What to work on:
Copy out each line featuring the string "injuries" from the entries beneath.

Data shown:
** Start **

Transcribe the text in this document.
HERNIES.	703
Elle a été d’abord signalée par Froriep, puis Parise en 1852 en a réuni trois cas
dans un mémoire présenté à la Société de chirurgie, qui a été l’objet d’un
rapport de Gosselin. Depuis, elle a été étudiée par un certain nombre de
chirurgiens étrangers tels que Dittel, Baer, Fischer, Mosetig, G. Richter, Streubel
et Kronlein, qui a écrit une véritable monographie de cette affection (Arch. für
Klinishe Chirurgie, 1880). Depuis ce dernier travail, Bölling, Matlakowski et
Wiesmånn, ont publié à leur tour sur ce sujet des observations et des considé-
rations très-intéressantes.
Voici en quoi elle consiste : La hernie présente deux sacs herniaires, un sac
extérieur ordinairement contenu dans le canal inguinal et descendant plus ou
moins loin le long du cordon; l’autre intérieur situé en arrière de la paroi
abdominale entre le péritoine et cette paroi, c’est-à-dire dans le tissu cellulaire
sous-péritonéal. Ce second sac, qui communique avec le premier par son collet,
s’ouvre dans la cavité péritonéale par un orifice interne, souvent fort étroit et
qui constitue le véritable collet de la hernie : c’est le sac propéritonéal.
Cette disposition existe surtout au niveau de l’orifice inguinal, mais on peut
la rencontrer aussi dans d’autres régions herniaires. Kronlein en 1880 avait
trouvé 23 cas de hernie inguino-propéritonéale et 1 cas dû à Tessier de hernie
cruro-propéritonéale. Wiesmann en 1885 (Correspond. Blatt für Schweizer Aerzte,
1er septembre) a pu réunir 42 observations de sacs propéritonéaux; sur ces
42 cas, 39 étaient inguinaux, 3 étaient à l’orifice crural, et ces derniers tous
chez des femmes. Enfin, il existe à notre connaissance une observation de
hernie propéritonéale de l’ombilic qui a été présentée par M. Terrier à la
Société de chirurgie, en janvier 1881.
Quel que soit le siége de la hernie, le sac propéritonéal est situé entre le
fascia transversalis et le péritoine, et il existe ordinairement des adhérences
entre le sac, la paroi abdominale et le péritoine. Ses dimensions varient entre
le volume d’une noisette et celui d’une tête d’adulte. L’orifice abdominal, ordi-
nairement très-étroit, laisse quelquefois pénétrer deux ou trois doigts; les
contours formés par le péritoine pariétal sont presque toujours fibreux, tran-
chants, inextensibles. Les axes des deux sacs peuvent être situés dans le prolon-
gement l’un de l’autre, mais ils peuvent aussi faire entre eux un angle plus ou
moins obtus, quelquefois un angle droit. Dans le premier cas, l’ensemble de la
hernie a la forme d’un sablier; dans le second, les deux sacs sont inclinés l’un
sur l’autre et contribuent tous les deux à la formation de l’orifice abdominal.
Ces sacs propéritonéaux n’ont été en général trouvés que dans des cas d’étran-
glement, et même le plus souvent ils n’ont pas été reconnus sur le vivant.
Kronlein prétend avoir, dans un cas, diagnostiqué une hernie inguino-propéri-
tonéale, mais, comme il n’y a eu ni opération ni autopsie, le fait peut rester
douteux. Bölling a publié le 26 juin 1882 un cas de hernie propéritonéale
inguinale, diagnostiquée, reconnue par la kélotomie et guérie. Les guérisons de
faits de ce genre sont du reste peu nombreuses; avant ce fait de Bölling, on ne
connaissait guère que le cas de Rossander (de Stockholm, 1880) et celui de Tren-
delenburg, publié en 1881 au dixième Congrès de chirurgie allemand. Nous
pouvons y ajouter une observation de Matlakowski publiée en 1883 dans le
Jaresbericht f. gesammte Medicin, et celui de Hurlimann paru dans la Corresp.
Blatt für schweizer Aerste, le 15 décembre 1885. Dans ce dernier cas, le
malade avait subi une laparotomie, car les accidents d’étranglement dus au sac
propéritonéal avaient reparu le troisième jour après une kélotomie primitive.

** End **
** Start **

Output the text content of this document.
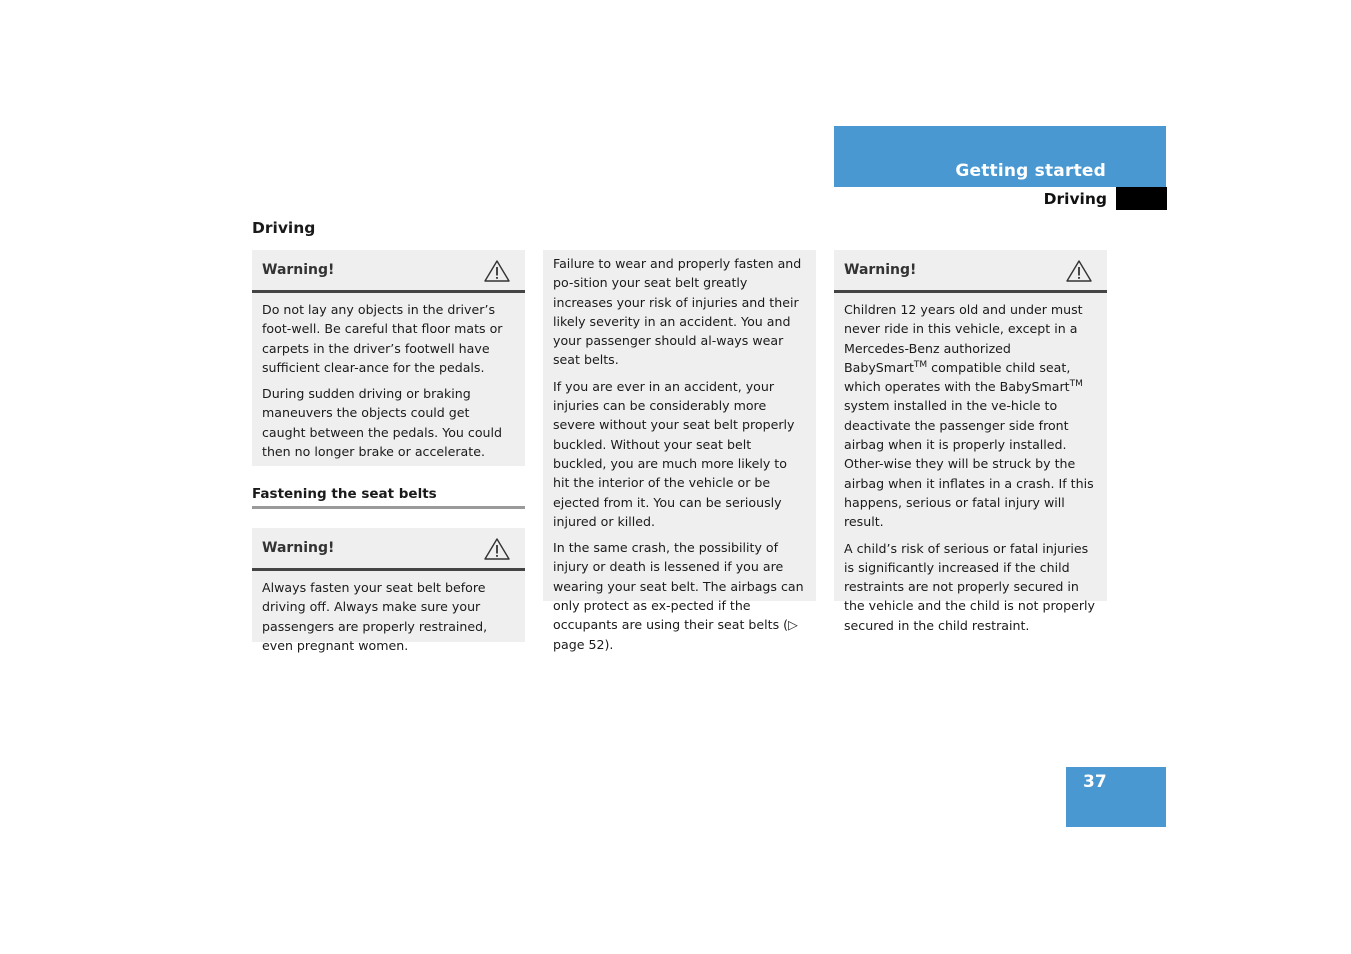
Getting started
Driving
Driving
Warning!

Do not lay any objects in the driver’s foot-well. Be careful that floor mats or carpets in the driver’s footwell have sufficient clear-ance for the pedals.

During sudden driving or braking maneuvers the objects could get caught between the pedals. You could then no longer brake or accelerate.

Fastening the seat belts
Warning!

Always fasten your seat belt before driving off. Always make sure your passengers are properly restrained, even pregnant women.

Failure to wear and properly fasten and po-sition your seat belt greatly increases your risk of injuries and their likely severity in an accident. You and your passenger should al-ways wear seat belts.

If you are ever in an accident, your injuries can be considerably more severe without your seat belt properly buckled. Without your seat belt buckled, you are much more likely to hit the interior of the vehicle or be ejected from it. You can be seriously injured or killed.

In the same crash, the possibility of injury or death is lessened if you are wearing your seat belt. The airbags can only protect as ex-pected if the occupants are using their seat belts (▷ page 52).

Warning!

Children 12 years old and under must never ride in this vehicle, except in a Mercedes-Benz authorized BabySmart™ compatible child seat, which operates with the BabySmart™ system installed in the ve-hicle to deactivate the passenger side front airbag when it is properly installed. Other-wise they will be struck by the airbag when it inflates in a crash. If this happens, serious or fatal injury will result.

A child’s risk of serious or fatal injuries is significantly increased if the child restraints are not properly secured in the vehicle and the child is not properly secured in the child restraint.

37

** End **

Solution for this problem:
Failure to wear and properly fasten and po-sition your seat belt greatly increases your risk of injuries and their likely severity in an accident. You and your passenger should al-ways wear seat belts.
If you are ever in an accident, your injuries can be considerably more severe without your seat belt properly buckled. Without your seat belt buckled, you are much more likely to hit the interior of the vehicle or be ejected from it. You can be seriously injured or killed.
A child’s risk of serious or fatal injuries is significantly increased if the child restraints are not properly secured in the vehicle and the child is not properly secured in the child restraint.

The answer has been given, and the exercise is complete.